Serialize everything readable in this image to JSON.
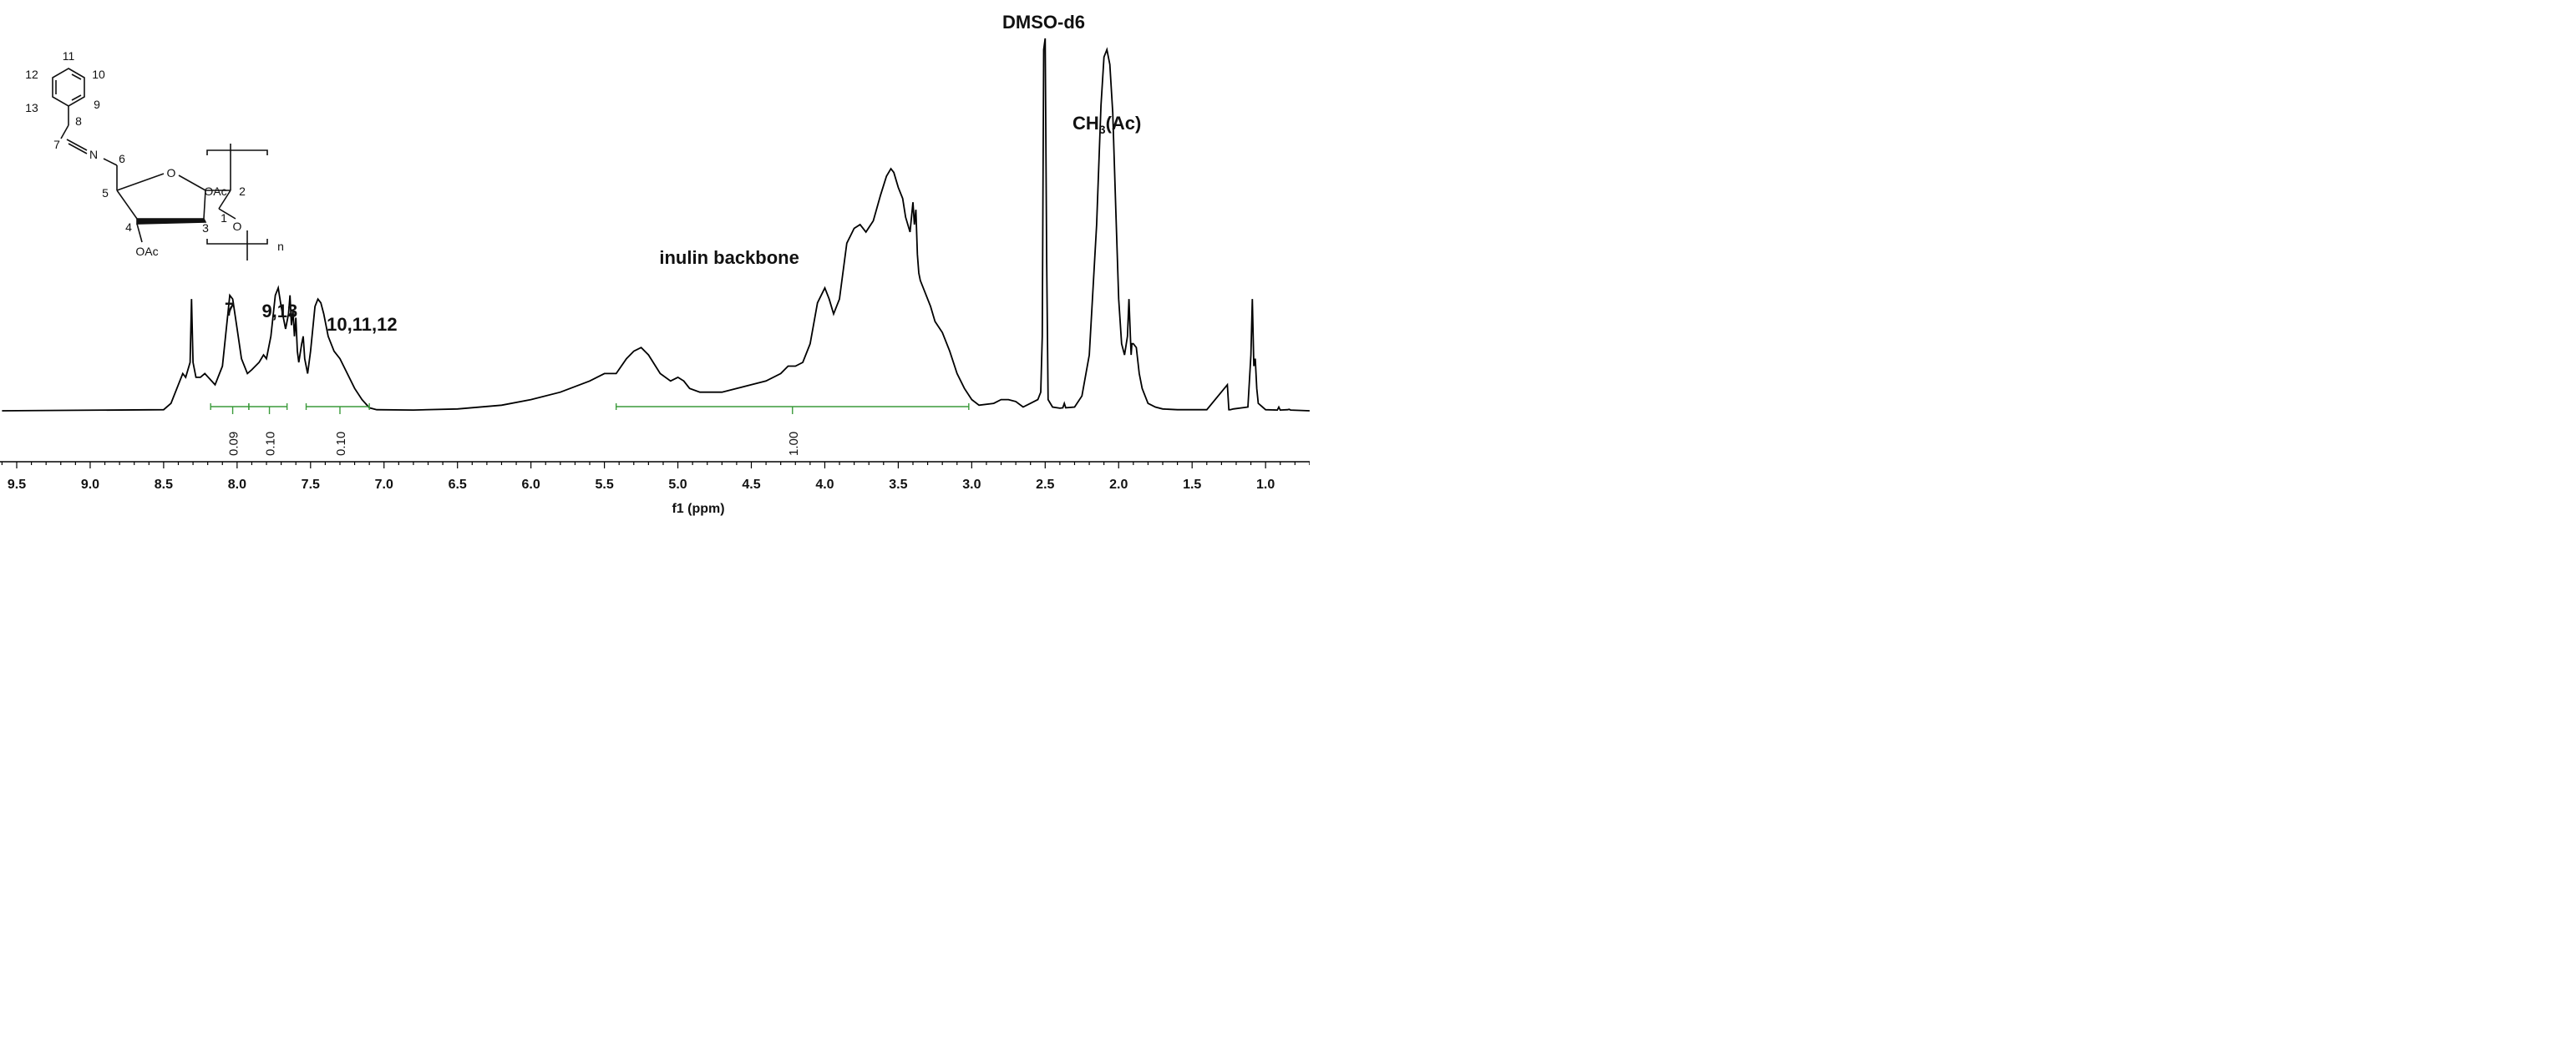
{
  "chart_data": {
    "type": "line",
    "title": "",
    "xlabel": "f1 (ppm)",
    "ylabel": "",
    "x_reversed": true,
    "xlim": [
      9.6,
      0.7
    ],
    "ylim": [
      0,
      1.05
    ],
    "x_ticks": [
      "9.5",
      "9.0",
      "8.5",
      "8.0",
      "7.5",
      "7.0",
      "6.5",
      "6.0",
      "5.5",
      "5.0",
      "4.5",
      "4.0",
      "3.5",
      "3.0",
      "2.5",
      "2.0",
      "1.5",
      "1.0"
    ],
    "series": [
      {
        "x": [
          9.6,
          8.5,
          8.45,
          8.4,
          8.37,
          8.35,
          8.32,
          8.31,
          8.3,
          8.28,
          8.25,
          8.22,
          8.15,
          8.1,
          8.05,
          8.03,
          8.0,
          7.97,
          7.93,
          7.9,
          7.85,
          7.82,
          7.8,
          7.77,
          7.74,
          7.72,
          7.7,
          7.67,
          7.65,
          7.64,
          7.63,
          7.62,
          7.61,
          7.6,
          7.59,
          7.58,
          7.56,
          7.55,
          7.54,
          7.52,
          7.5,
          7.47,
          7.45,
          7.43,
          7.41,
          7.38,
          7.34,
          7.3,
          7.25,
          7.2,
          7.15,
          7.1,
          7.05,
          6.8,
          6.5,
          6.2,
          6.0,
          5.8,
          5.6,
          5.5,
          5.42,
          5.35,
          5.3,
          5.25,
          5.2,
          5.12,
          5.05,
          5.0,
          4.96,
          4.92,
          4.85,
          4.7,
          4.5,
          4.4,
          4.3,
          4.25,
          4.2,
          4.15,
          4.1,
          4.05,
          4.0,
          3.97,
          3.94,
          3.9,
          3.85,
          3.8,
          3.76,
          3.72,
          3.67,
          3.62,
          3.58,
          3.55,
          3.53,
          3.5,
          3.47,
          3.45,
          3.42,
          3.4,
          3.39,
          3.38,
          3.37,
          3.36,
          3.35,
          3.32,
          3.28,
          3.25,
          3.2,
          3.15,
          3.1,
          3.05,
          3.0,
          2.95,
          2.85,
          2.8,
          2.75,
          2.7,
          2.65,
          2.6,
          2.55,
          2.53,
          2.52,
          2.51,
          2.5,
          2.49,
          2.48,
          2.45,
          2.4,
          2.38,
          2.37,
          2.36,
          2.3,
          2.25,
          2.2,
          2.15,
          2.12,
          2.1,
          2.08,
          2.06,
          2.04,
          2.02,
          2.0,
          1.98,
          1.96,
          1.94,
          1.93,
          1.92,
          1.915,
          1.91,
          1.9,
          1.88,
          1.86,
          1.84,
          1.82,
          1.8,
          1.75,
          1.7,
          1.6,
          1.4,
          1.26,
          1.25,
          1.24,
          1.22,
          1.12,
          1.1,
          1.09,
          1.08,
          1.07,
          1.06,
          1.05,
          1.0,
          0.92,
          0.91,
          0.9,
          0.85,
          0.84,
          0.83,
          0.7
        ],
        "y": [
          0.0,
          0.003,
          0.02,
          0.07,
          0.1,
          0.09,
          0.13,
          0.3,
          0.13,
          0.09,
          0.09,
          0.1,
          0.07,
          0.12,
          0.31,
          0.3,
          0.22,
          0.14,
          0.1,
          0.11,
          0.13,
          0.15,
          0.14,
          0.2,
          0.31,
          0.33,
          0.28,
          0.22,
          0.26,
          0.31,
          0.23,
          0.27,
          0.2,
          0.25,
          0.16,
          0.13,
          0.18,
          0.2,
          0.14,
          0.1,
          0.16,
          0.28,
          0.3,
          0.29,
          0.26,
          0.2,
          0.16,
          0.14,
          0.1,
          0.06,
          0.03,
          0.008,
          0.003,
          0.002,
          0.005,
          0.015,
          0.03,
          0.05,
          0.08,
          0.1,
          0.1,
          0.14,
          0.16,
          0.17,
          0.15,
          0.1,
          0.08,
          0.09,
          0.08,
          0.06,
          0.05,
          0.05,
          0.07,
          0.08,
          0.1,
          0.12,
          0.12,
          0.13,
          0.18,
          0.29,
          0.33,
          0.3,
          0.26,
          0.3,
          0.45,
          0.49,
          0.5,
          0.48,
          0.51,
          0.58,
          0.63,
          0.65,
          0.64,
          0.6,
          0.57,
          0.52,
          0.48,
          0.56,
          0.5,
          0.54,
          0.42,
          0.37,
          0.35,
          0.32,
          0.28,
          0.24,
          0.21,
          0.16,
          0.1,
          0.06,
          0.03,
          0.015,
          0.02,
          0.03,
          0.03,
          0.025,
          0.01,
          0.02,
          0.03,
          0.05,
          0.2,
          0.97,
          1.0,
          0.4,
          0.03,
          0.01,
          0.007,
          0.008,
          0.02,
          0.008,
          0.01,
          0.04,
          0.15,
          0.5,
          0.82,
          0.95,
          0.97,
          0.93,
          0.8,
          0.55,
          0.3,
          0.18,
          0.15,
          0.2,
          0.3,
          0.2,
          0.15,
          0.18,
          0.18,
          0.17,
          0.1,
          0.06,
          0.04,
          0.02,
          0.01,
          0.005,
          0.003,
          0.003,
          0.07,
          0.003,
          0.003,
          0.005,
          0.01,
          0.15,
          0.3,
          0.12,
          0.14,
          0.06,
          0.02,
          0.003,
          0.002,
          0.01,
          0.002,
          0.003,
          0.004,
          0.002,
          0.0
        ]
      }
    ],
    "integrals": [
      {
        "from": 8.18,
        "to": 7.92,
        "center": 8.03,
        "label": "0.09"
      },
      {
        "from": 7.92,
        "to": 7.66,
        "center": 7.78,
        "label": "0.10"
      },
      {
        "from": 7.53,
        "to": 7.1,
        "center": 7.3,
        "label": "0.10"
      },
      {
        "from": 5.42,
        "to": 3.02,
        "center": 4.22,
        "label": "1.00"
      }
    ],
    "annotations": [
      {
        "text": "7",
        "x": 8.05
      },
      {
        "text": "9,13",
        "x": 7.71
      },
      {
        "text": "10,11,12",
        "x": 7.15
      },
      {
        "text": "inulin backbone",
        "x": 4.65
      },
      {
        "text": "DMSO-d6",
        "x": 2.51
      },
      {
        "text": "CH",
        "sub": "3",
        "suffix": "(Ac)",
        "x": 2.08
      }
    ],
    "structure_labels": {
      "atoms": [
        "7",
        "N",
        "6",
        "5",
        "4",
        "3",
        "1",
        "2",
        "8",
        "9",
        "10",
        "11",
        "12",
        "13",
        "O",
        "O",
        "OAc",
        "OAc",
        "n"
      ]
    }
  }
}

▸ **Your instructions**:
From the listing above, copy all lines holding the word "text".

▸ **Result below**:
        "text": "7",
        "text": "9,13",
        "text": "10,11,12",
        "text": "inulin backbone",
        "text": "DMSO-d6",
        "text": "CH",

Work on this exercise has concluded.